**TASK TO CARRY OUT:** Reproduce the following lines verbatim, omitting the pictures.

** start EXTRACTED RECORDS **

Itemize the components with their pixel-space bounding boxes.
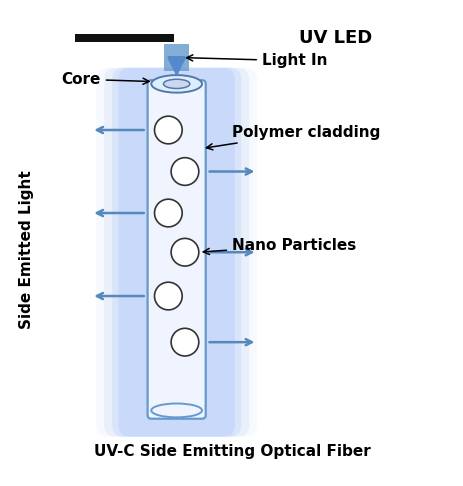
- Ellipse shape: [151, 403, 201, 417]
- Ellipse shape: [163, 79, 189, 88]
- FancyBboxPatch shape: [112, 68, 241, 437]
- Circle shape: [154, 199, 182, 227]
- Ellipse shape: [151, 75, 201, 93]
- FancyBboxPatch shape: [118, 68, 234, 437]
- Text: Light In: Light In: [186, 53, 327, 69]
- Bar: [75, 34, 174, 42]
- Text: Core: Core: [61, 72, 149, 87]
- Text: Nano Particles: Nano Particles: [203, 238, 356, 255]
- Circle shape: [171, 329, 198, 356]
- Text: Polymer cladding: Polymer cladding: [206, 125, 380, 150]
- Bar: [163, 44, 189, 71]
- Circle shape: [171, 157, 198, 185]
- Text: UV LED: UV LED: [298, 29, 371, 47]
- Circle shape: [154, 116, 182, 144]
- FancyBboxPatch shape: [147, 80, 205, 419]
- Circle shape: [154, 282, 182, 310]
- Text: UV-C Side Emitting Optical Fiber: UV-C Side Emitting Optical Fiber: [94, 444, 369, 459]
- FancyBboxPatch shape: [104, 68, 249, 437]
- Circle shape: [171, 239, 198, 266]
- FancyBboxPatch shape: [96, 68, 257, 437]
- Text: Side Emitted Light: Side Emitted Light: [19, 171, 34, 330]
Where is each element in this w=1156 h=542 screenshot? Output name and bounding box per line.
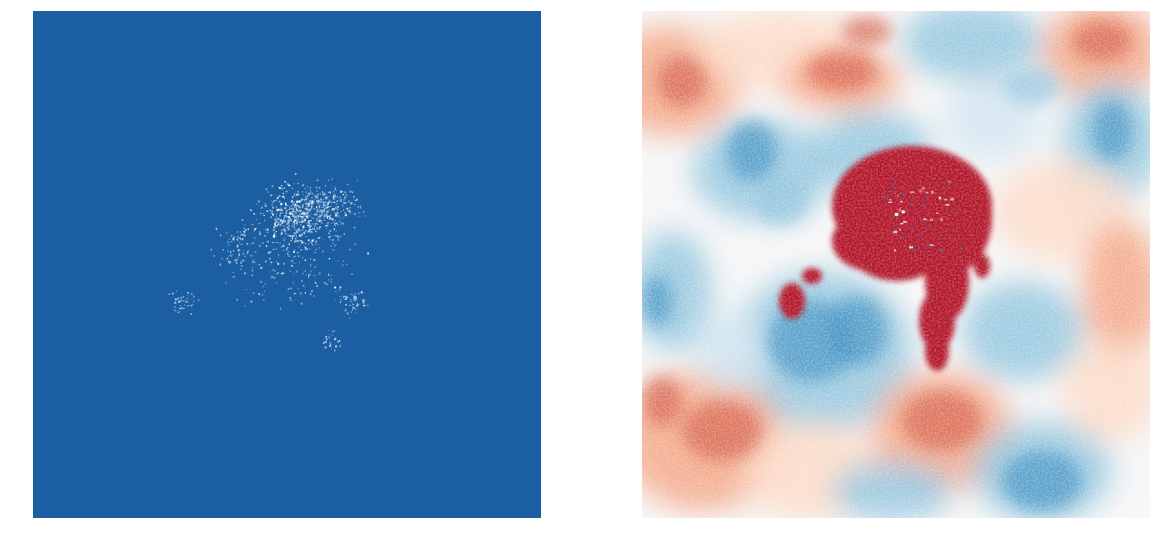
left-image-panel — [33, 11, 541, 518]
speckle-layer — [168, 173, 369, 352]
diverging-field-image — [642, 11, 1150, 518]
sparse-scatter-image — [33, 11, 541, 518]
left-background — [33, 11, 541, 518]
right-image-panel — [642, 11, 1150, 518]
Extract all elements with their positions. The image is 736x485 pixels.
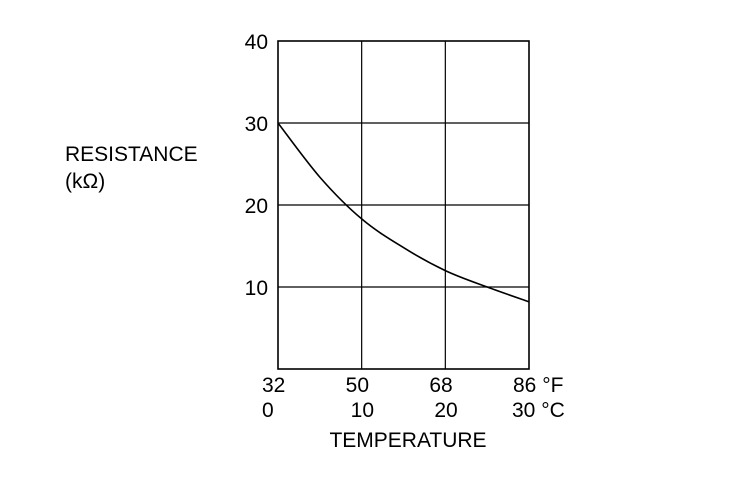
y-tick-label: 10: [245, 277, 268, 300]
x-tick-label-celsius: 30 °C: [512, 399, 565, 422]
y-tick-label: 30: [245, 113, 268, 136]
x-tick-label-fahrenheit: 32: [262, 374, 285, 397]
x-tick-label-fahrenheit: 50: [346, 374, 369, 397]
grid-lines: [278, 41, 529, 369]
x-tick-label-celsius: 0: [262, 399, 274, 422]
y-tick-labels: 10 20 30 40: [245, 31, 268, 300]
x-tick-labels-fahrenheit: 32 50 68 86 °F: [262, 374, 563, 397]
x-tick-label-fahrenheit: 86 °F: [513, 374, 563, 397]
y-axis-label-line-1: RESISTANCE: [65, 143, 198, 166]
x-tick-label-fahrenheit: 68: [429, 374, 452, 397]
y-axis-label-line-2: (kΩ): [65, 170, 105, 193]
y-tick-label: 40: [245, 31, 268, 54]
y-tick-label: 20: [245, 195, 268, 218]
x-tick-label-celsius: 10: [351, 399, 374, 422]
x-tick-label-celsius: 20: [434, 399, 457, 422]
x-tick-labels-celsius: 0 10 20 30 °C: [262, 399, 565, 422]
x-axis-label: TEMPERATURE: [329, 429, 486, 452]
plot-frame: [277, 40, 530, 370]
resistance-curve: [277, 122, 530, 303]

** end EXTRACTED RECORDS **

**OUTPUT FOR THIS EXERCISE:**
Itemize the components with their pixel-space bounding boxes.
- Ellipse shape: [151, 403, 201, 417]
- Ellipse shape: [163, 79, 189, 88]
- FancyBboxPatch shape: [112, 68, 241, 437]
- Circle shape: [154, 199, 182, 227]
- Ellipse shape: [151, 75, 201, 93]
- FancyBboxPatch shape: [118, 68, 234, 437]
- Text: Light In: Light In: [186, 53, 327, 69]
- Bar: [75, 34, 174, 42]
- Text: Core: Core: [61, 72, 149, 87]
- Text: Nano Particles: Nano Particles: [203, 238, 356, 255]
- Circle shape: [171, 329, 198, 356]
- Text: Polymer cladding: Polymer cladding: [206, 125, 380, 150]
- Bar: [163, 44, 189, 71]
- Circle shape: [171, 157, 198, 185]
- Text: UV LED: UV LED: [298, 29, 371, 47]
- Circle shape: [154, 116, 182, 144]
- FancyBboxPatch shape: [147, 80, 205, 419]
- Circle shape: [154, 282, 182, 310]
- Text: UV-C Side Emitting Optical Fiber: UV-C Side Emitting Optical Fiber: [94, 444, 369, 459]
- FancyBboxPatch shape: [104, 68, 249, 437]
- Circle shape: [171, 239, 198, 266]
- FancyBboxPatch shape: [96, 68, 257, 437]
- Text: Side Emitted Light: Side Emitted Light: [19, 171, 34, 330]
Where is each element in this w=1156 h=542 screenshot? Output name and bounding box per line.
left-image-panel — [33, 11, 541, 518]
speckle-layer — [168, 173, 369, 352]
diverging-field-image — [642, 11, 1150, 518]
sparse-scatter-image — [33, 11, 541, 518]
left-background — [33, 11, 541, 518]
right-image-panel — [642, 11, 1150, 518]
Extract all elements with their positions. The image is 736x485 pixels.
y-tick-label: 10: [245, 277, 268, 300]
x-tick-label-celsius: 30 °C: [512, 399, 565, 422]
y-tick-label: 30: [245, 113, 268, 136]
x-tick-label-fahrenheit: 32: [262, 374, 285, 397]
x-tick-label-fahrenheit: 50: [346, 374, 369, 397]
grid-lines: [278, 41, 529, 369]
x-tick-label-celsius: 0: [262, 399, 274, 422]
y-tick-labels: 10 20 30 40: [245, 31, 268, 300]
x-tick-labels-fahrenheit: 32 50 68 86 °F: [262, 374, 563, 397]
x-tick-label-fahrenheit: 86 °F: [513, 374, 563, 397]
y-axis-label-line-1: RESISTANCE: [65, 143, 198, 166]
x-tick-label-fahrenheit: 68: [429, 374, 452, 397]
y-axis-label-line-2: (kΩ): [65, 170, 105, 193]
y-tick-label: 40: [245, 31, 268, 54]
y-tick-label: 20: [245, 195, 268, 218]
x-tick-label-celsius: 10: [351, 399, 374, 422]
x-tick-label-celsius: 20: [434, 399, 457, 422]
x-tick-labels-celsius: 0 10 20 30 °C: [262, 399, 565, 422]
x-axis-label: TEMPERATURE: [329, 429, 486, 452]
plot-frame: [277, 40, 530, 370]
resistance-curve: [277, 122, 530, 303]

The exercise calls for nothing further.